* BEGIN Dataset records *

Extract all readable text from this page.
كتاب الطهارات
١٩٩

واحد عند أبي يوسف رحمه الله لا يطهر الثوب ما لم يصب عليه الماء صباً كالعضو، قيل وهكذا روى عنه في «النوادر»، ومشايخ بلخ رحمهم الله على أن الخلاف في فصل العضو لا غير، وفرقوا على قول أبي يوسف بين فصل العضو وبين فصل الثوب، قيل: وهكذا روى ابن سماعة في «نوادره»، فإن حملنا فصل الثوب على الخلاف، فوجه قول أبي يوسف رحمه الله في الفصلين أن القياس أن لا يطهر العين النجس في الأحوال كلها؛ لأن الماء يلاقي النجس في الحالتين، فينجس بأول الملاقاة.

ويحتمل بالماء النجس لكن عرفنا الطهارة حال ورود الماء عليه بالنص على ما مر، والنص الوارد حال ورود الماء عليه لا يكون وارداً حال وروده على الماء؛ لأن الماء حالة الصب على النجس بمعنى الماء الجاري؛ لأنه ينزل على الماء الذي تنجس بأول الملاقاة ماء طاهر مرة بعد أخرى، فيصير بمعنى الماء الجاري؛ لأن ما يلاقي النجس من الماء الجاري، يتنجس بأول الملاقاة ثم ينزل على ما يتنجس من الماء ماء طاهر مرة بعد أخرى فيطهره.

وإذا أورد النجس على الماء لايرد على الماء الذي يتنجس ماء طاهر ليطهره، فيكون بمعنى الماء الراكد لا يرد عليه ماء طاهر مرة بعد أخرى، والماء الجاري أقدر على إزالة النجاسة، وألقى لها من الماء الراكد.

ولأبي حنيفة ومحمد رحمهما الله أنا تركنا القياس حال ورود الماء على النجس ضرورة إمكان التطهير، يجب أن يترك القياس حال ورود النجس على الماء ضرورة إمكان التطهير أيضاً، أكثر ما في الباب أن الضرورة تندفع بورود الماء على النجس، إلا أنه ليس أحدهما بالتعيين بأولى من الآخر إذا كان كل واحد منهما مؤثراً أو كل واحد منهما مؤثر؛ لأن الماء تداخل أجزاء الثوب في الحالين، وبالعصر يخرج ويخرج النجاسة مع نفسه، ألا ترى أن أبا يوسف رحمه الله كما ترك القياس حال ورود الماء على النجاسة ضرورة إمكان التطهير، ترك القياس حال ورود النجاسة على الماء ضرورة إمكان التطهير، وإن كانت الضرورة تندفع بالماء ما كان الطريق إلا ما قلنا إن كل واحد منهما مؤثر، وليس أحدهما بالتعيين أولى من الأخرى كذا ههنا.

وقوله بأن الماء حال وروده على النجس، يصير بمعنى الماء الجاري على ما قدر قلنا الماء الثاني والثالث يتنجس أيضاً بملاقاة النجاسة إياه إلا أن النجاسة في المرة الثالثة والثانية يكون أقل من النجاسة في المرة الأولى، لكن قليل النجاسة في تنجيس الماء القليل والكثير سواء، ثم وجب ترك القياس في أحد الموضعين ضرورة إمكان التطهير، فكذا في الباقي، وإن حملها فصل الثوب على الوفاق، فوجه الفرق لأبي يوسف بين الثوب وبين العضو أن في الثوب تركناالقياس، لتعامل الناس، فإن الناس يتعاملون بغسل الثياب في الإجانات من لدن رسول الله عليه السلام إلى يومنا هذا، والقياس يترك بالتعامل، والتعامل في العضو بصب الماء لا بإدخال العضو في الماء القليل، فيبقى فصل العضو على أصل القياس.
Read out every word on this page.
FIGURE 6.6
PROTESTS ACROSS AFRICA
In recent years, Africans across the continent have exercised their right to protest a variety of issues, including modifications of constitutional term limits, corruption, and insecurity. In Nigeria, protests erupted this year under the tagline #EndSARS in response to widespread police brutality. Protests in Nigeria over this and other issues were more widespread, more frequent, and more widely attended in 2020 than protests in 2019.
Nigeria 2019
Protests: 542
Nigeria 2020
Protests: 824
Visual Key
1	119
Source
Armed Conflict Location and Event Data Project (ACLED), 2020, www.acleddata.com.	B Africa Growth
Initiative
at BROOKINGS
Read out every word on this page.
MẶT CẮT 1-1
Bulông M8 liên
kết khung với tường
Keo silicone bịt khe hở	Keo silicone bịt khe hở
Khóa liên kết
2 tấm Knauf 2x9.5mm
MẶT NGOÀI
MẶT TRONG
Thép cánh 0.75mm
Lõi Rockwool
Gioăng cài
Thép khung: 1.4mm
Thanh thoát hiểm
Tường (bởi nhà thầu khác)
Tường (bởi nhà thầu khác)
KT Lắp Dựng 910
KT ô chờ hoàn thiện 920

* END Dataset records *

Nothing should be changed: write out all of the data as is.

▶ _Complete response_:
Extract all readable text from this page.
كتاب الطهارات
١٩٩

واحد عند أبي يوسف رحمه الله لا يطهر الثوب ما لم يصب عليه الماء صباً كالعضو، قيل وهكذا روى عنه في «النوادر»، ومشايخ بلخ رحمهم الله على أن الخلاف في فصل العضو لا غير، وفرقوا على قول أبي يوسف بين فصل العضو وبين فصل الثوب، قيل: وهكذا روى ابن سماعة في «نوادره»، فإن حملنا فصل الثوب على الخلاف، فوجه قول أبي يوسف رحمه الله في الفصلين أن القياس أن لا يطهر العين النجس في الأحوال كلها؛ لأن الماء يلاقي النجس في الحالتين، فينجس بأول الملاقاة.

ويحتمل بالماء النجس لكن عرفنا الطهارة حال ورود الماء عليه بالنص على ما مر، والنص الوارد حال ورود الماء عليه لا يكون وارداً حال وروده على الماء؛ لأن الماء حالة الصب على النجس بمعنى الماء الجاري؛ لأنه ينزل على الماء الذي تنجس بأول الملاقاة ماء طاهر مرة بعد أخرى، فيصير بمعنى الماء الجاري؛ لأن ما يلاقي النجس من الماء الجاري، يتنجس بأول الملاقاة ثم ينزل على ما يتنجس من الماء ماء طاهر مرة بعد أخرى فيطهره.

وإذا أورد النجس على الماء لايرد على الماء الذي يتنجس ماء طاهر ليطهره، فيكون بمعنى الماء الراكد لا يرد عليه ماء طاهر مرة بعد أخرى، والماء الجاري أقدر على إزالة النجاسة، وألقى لها من الماء الراكد.

ولأبي حنيفة ومحمد رحمهما الله أنا تركنا القياس حال ورود الماء على النجس ضرورة إمكان التطهير، يجب أن يترك القياس حال ورود النجس على الماء ضرورة إمكان التطهير أيضاً، أكثر ما في الباب أن الضرورة تندفع بورود الماء على النجس، إلا أنه ليس أحدهما بالتعيين بأولى من الآخر إذا كان كل واحد منهما مؤثراً أو كل واحد منهما مؤثر؛ لأن الماء تداخل أجزاء الثوب في الحالين، وبالعصر يخرج ويخرج النجاسة مع نفسه، ألا ترى أن أبا يوسف رحمه الله كما ترك القياس حال ورود الماء على النجاسة ضرورة إمكان التطهير، ترك القياس حال ورود النجاسة على الماء ضرورة إمكان التطهير، وإن كانت الضرورة تندفع بالماء ما كان الطريق إلا ما قلنا إن كل واحد منهما مؤثر، وليس أحدهما بالتعيين أولى من الأخرى كذا ههنا.

وقوله بأن الماء حال وروده على النجس، يصير بمعنى الماء الجاري على ما قدر قلنا الماء الثاني والثالث يتنجس أيضاً بملاقاة النجاسة إياه إلا أن النجاسة في المرة الثالثة والثانية يكون أقل من النجاسة في المرة الأولى، لكن قليل النجاسة في تنجيس الماء القليل والكثير سواء، ثم وجب ترك القياس في أحد الموضعين ضرورة إمكان التطهير، فكذا في الباقي، وإن حملها فصل الثوب على الوفاق، فوجه الفرق لأبي يوسف بين الثوب وبين العضو أن في الثوب تركناالقياس، لتعامل الناس، فإن الناس يتعاملون بغسل الثياب في الإجانات من لدن رسول الله عليه السلام إلى يومنا هذا، والقياس يترك بالتعامل، والتعامل في العضو بصب الماء لا بإدخال العضو في الماء القليل، فيبقى فصل العضو على أصل القياس.
Read out every word on this page.
FIGURE 6.6
PROTESTS ACROSS AFRICA
In recent years, Africans across the continent have exercised their right to protest a variety of issues, including modifications of constitutional term limits, corruption, and insecurity. In Nigeria, protests erupted this year under the tagline #EndSARS in response to widespread police brutality. Protests in Nigeria over this and other issues were more widespread, more frequent, and more widely attended in 2020 than protests in 2019.
Nigeria 2019
Protests: 542
Nigeria 2020
Protests: 824
Visual Key
1	119
Source
Armed Conflict Location and Event Data Project (ACLED), 2020, www.acleddata.com.	B Africa Growth
Initiative
at BROOKINGS
Read out every word on this page.
MẶT CẮT 1-1
Bulông M8 liên
kết khung với tường
Keo silicone bịt khe hở	Keo silicone bịt khe hở
Khóa liên kết
2 tấm Knauf 2x9.5mm
MẶT NGOÀI
MẶT TRONG
Thép cánh 0.75mm
Lõi Rockwool
Gioăng cài
Thép khung: 1.4mm
Thanh thoát hiểm
Tường (bởi nhà thầu khác)
Tường (bởi nhà thầu khác)
KT Lắp Dựng 910
KT ô chờ hoàn thiện 920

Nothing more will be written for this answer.